- **Instructions to follow**
Compile every line that includes the word "object".

** BEGIN Extracted information **

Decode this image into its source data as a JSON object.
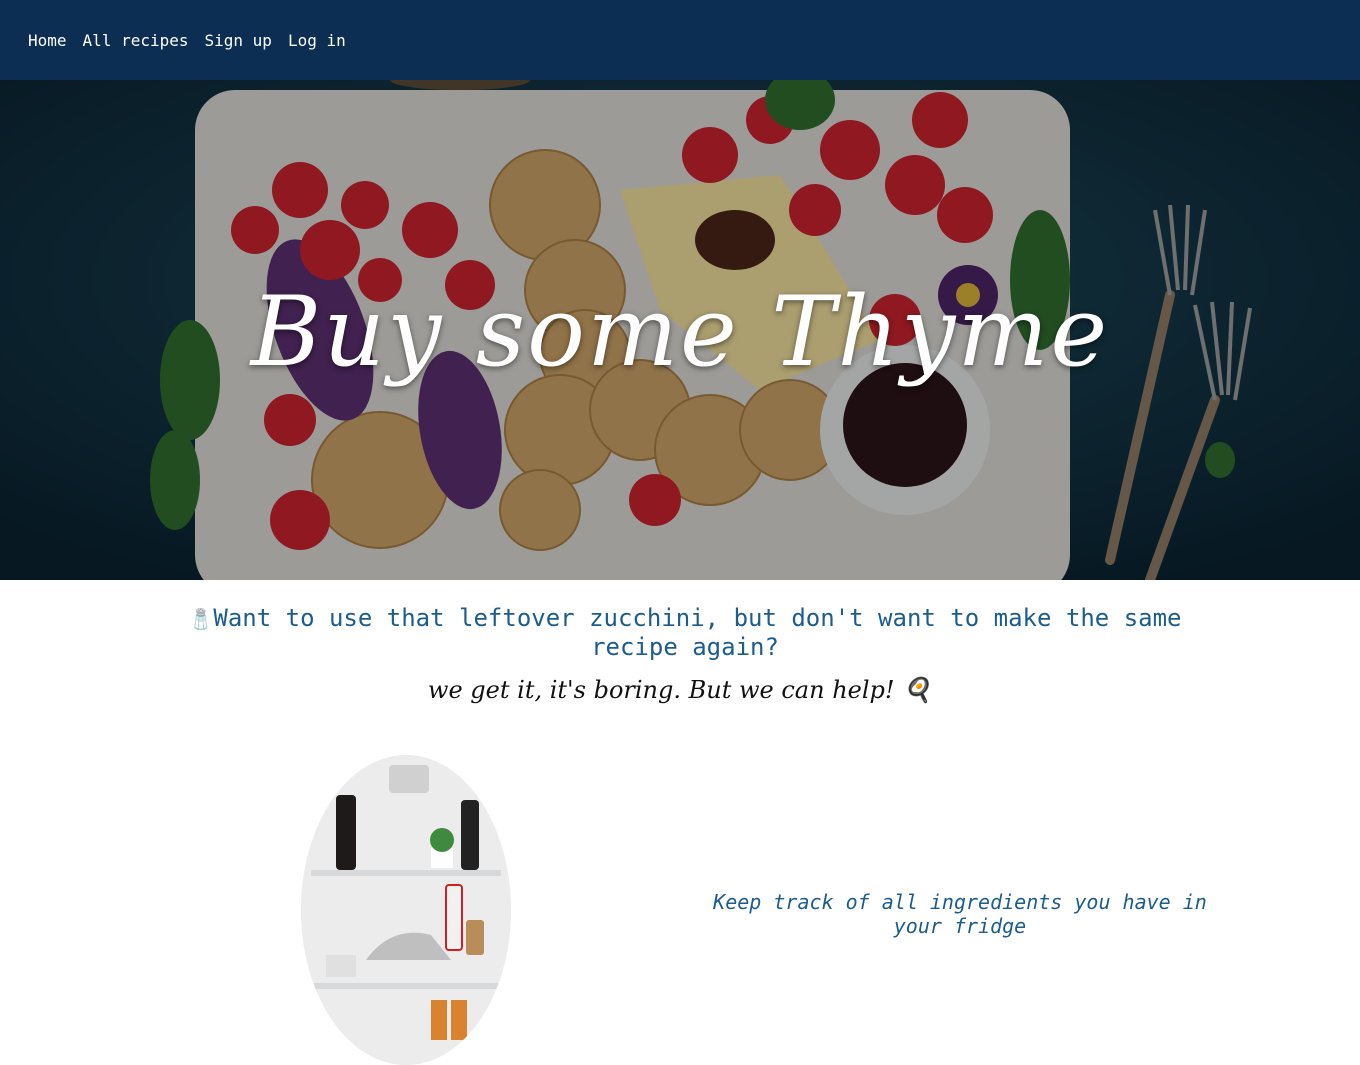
{
  "nav": {
    "items": [
      {
        "label": "Home"
      },
      {
        "label": "All recipes"
      },
      {
        "label": "Sign up"
      },
      {
        "label": "Log in"
      }
    ]
  },
  "hero": {
    "title": "Buy some Thyme"
  },
  "intro": {
    "emoji": "🧂",
    "question": "Want to use that leftover zucchini, but don't want to make the same recipe again?",
    "tagline": "we get it, it's boring. But we can help! 🍳"
  },
  "feature": {
    "text": "Keep track of all ingredients you have in your fridge"
  },
  "colors": {
    "nav_bg": "#0b2e52",
    "accent_text": "#1c5d8c"
  }
}
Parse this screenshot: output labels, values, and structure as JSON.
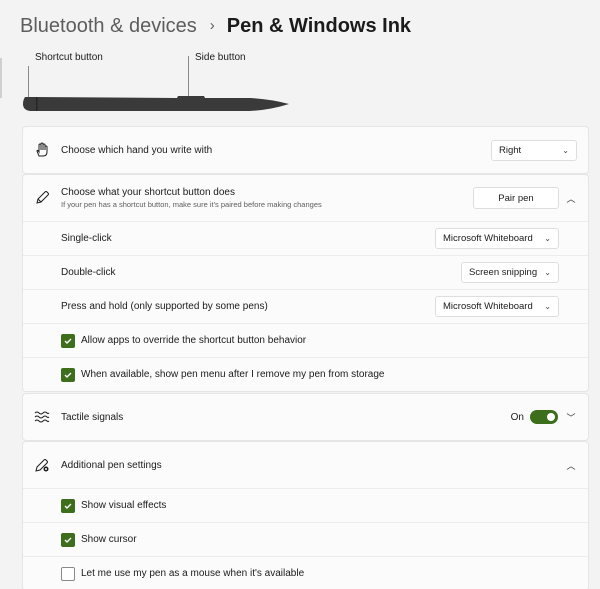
{
  "breadcrumb": {
    "parent": "Bluetooth & devices",
    "separator": "›",
    "current": "Pen & Windows Ink"
  },
  "pen": {
    "shortcut_label": "Shortcut button",
    "side_label": "Side button",
    "color": "#3a3a3a"
  },
  "handedness": {
    "title": "Choose which hand you write with",
    "value": "Right",
    "icon": "hand-icon"
  },
  "shortcut": {
    "title": "Choose what your shortcut button does",
    "subtitle": "If your pen has a shortcut button, make sure it's paired before making changes",
    "pair_button": "Pair pen",
    "icon": "pen-icon",
    "rows": [
      {
        "label": "Single-click",
        "value": "Microsoft Whiteboard"
      },
      {
        "label": "Double-click",
        "value": "Screen snipping"
      },
      {
        "label": "Press and hold (only supported by some pens)",
        "value": "Microsoft Whiteboard"
      }
    ],
    "checkboxes": [
      {
        "label": "Allow apps to override the shortcut button behavior",
        "checked": true
      },
      {
        "label": "When available, show pen menu after I remove my pen from storage",
        "checked": true
      }
    ]
  },
  "tactile": {
    "title": "Tactile signals",
    "state": "On",
    "icon": "vibration-icon"
  },
  "additional": {
    "title": "Additional pen settings",
    "icon": "pen-settings-icon",
    "checkboxes": [
      {
        "label": "Show visual effects",
        "checked": true
      },
      {
        "label": "Show cursor",
        "checked": true
      },
      {
        "label": "Let me use my pen as a mouse when it's available",
        "checked": false
      }
    ]
  },
  "colors": {
    "accent": "#3c6e1c",
    "background": "#f3f3f3",
    "card": "#fbfbfb"
  }
}
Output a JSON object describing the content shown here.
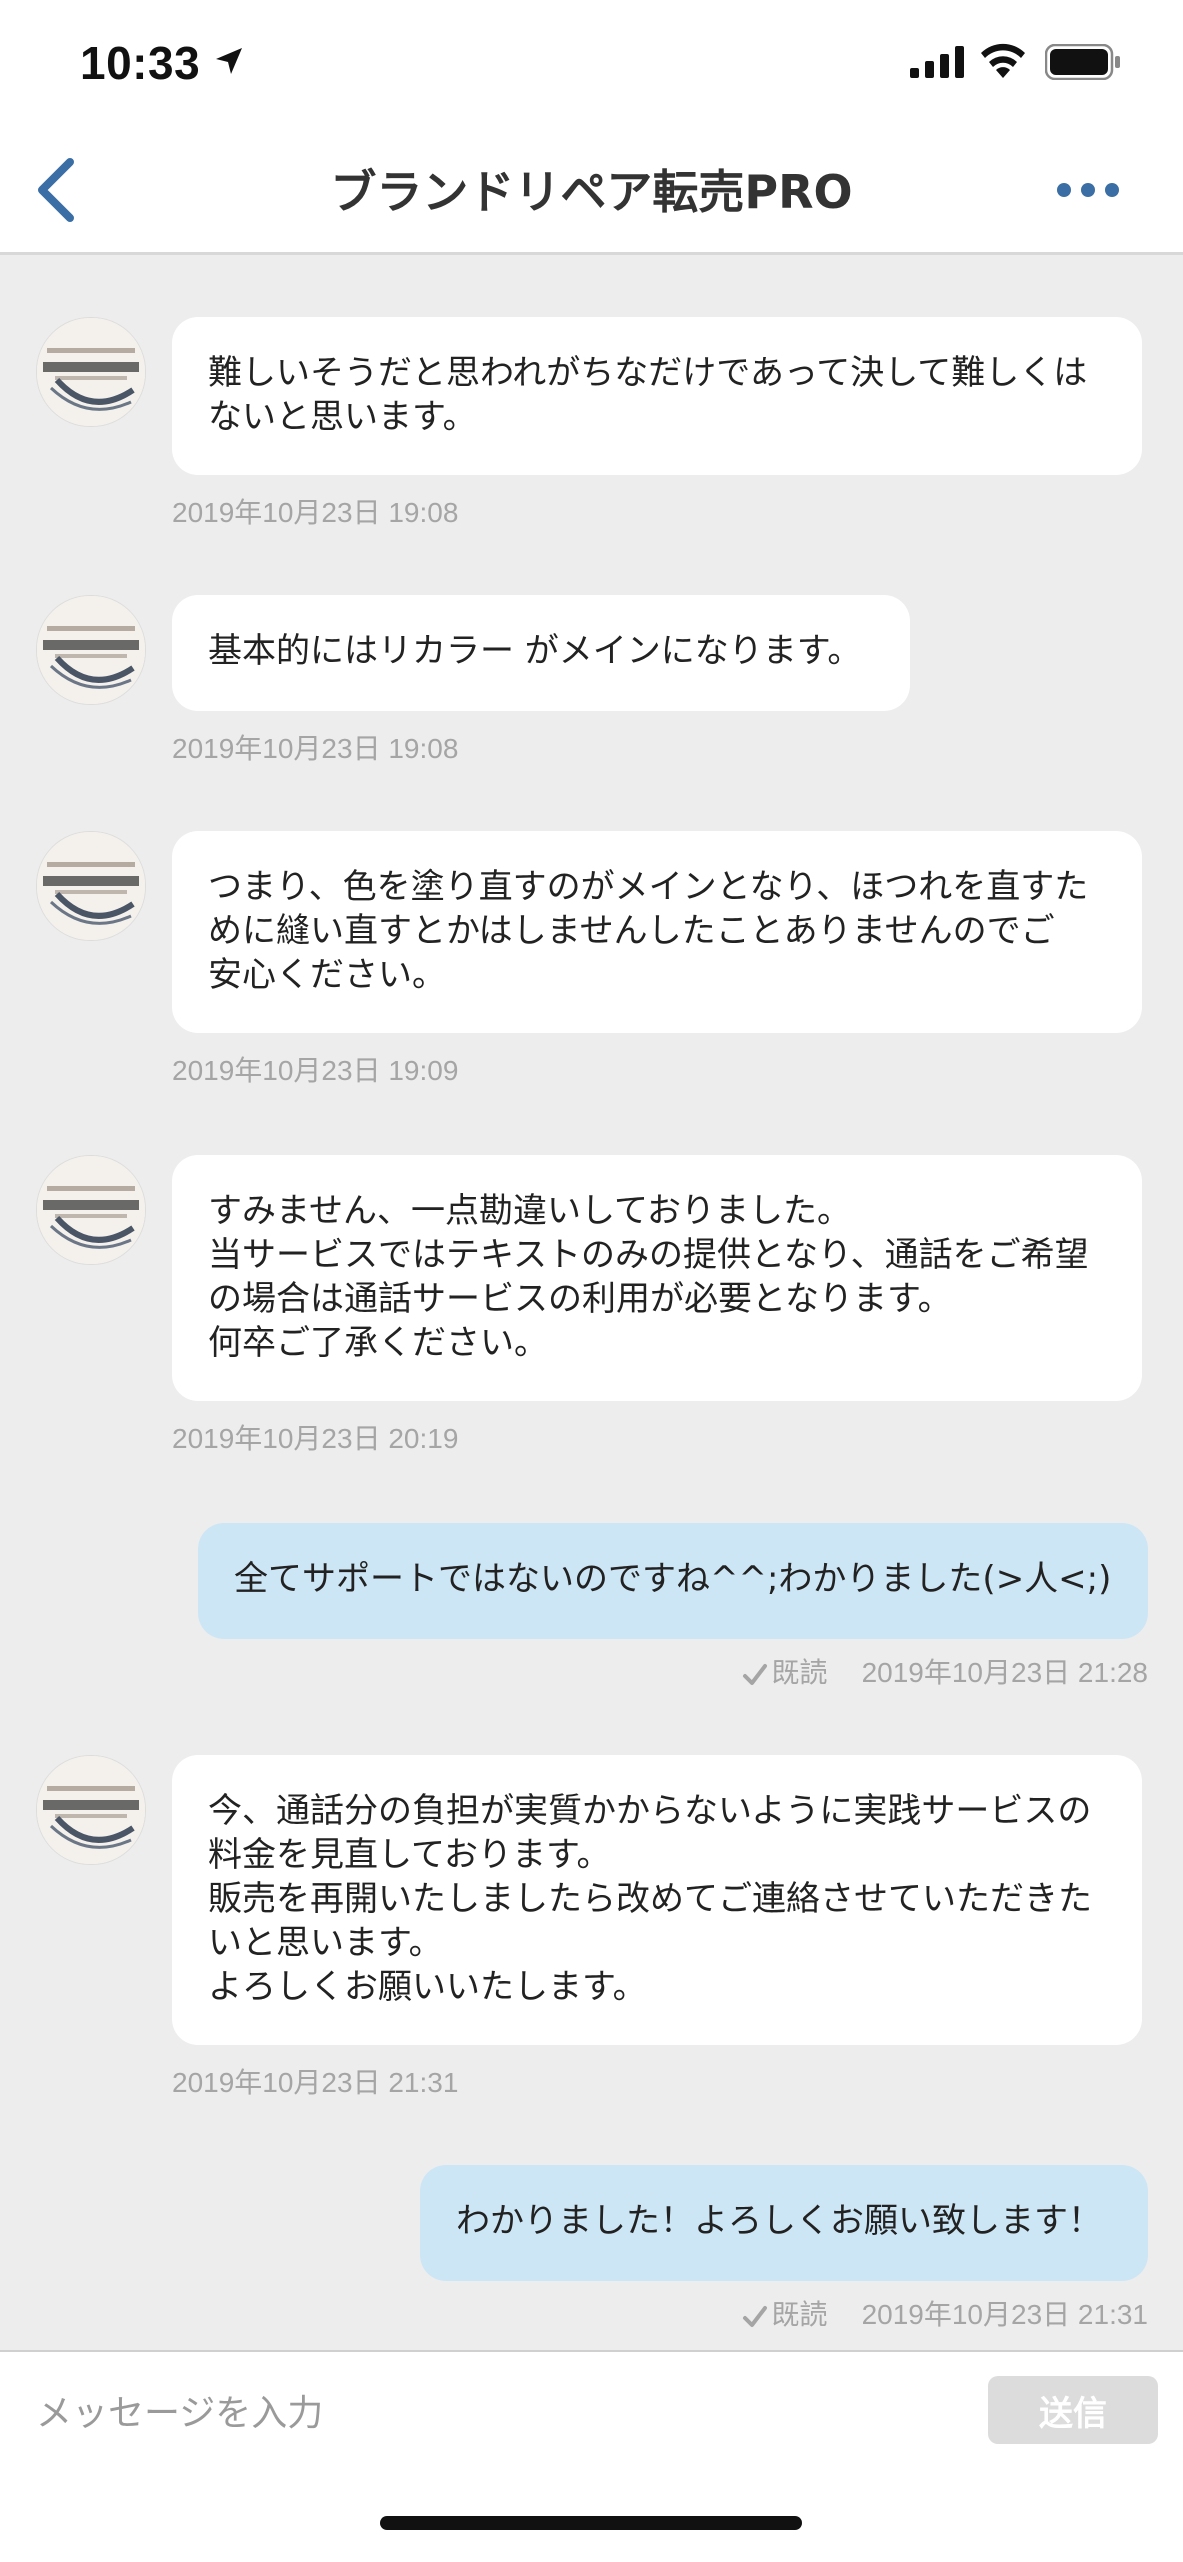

** END Extracted information **

- **Answer to this problem**
Decode this image into its source data as a JSON object.
Output a JSON object describing the content shown here.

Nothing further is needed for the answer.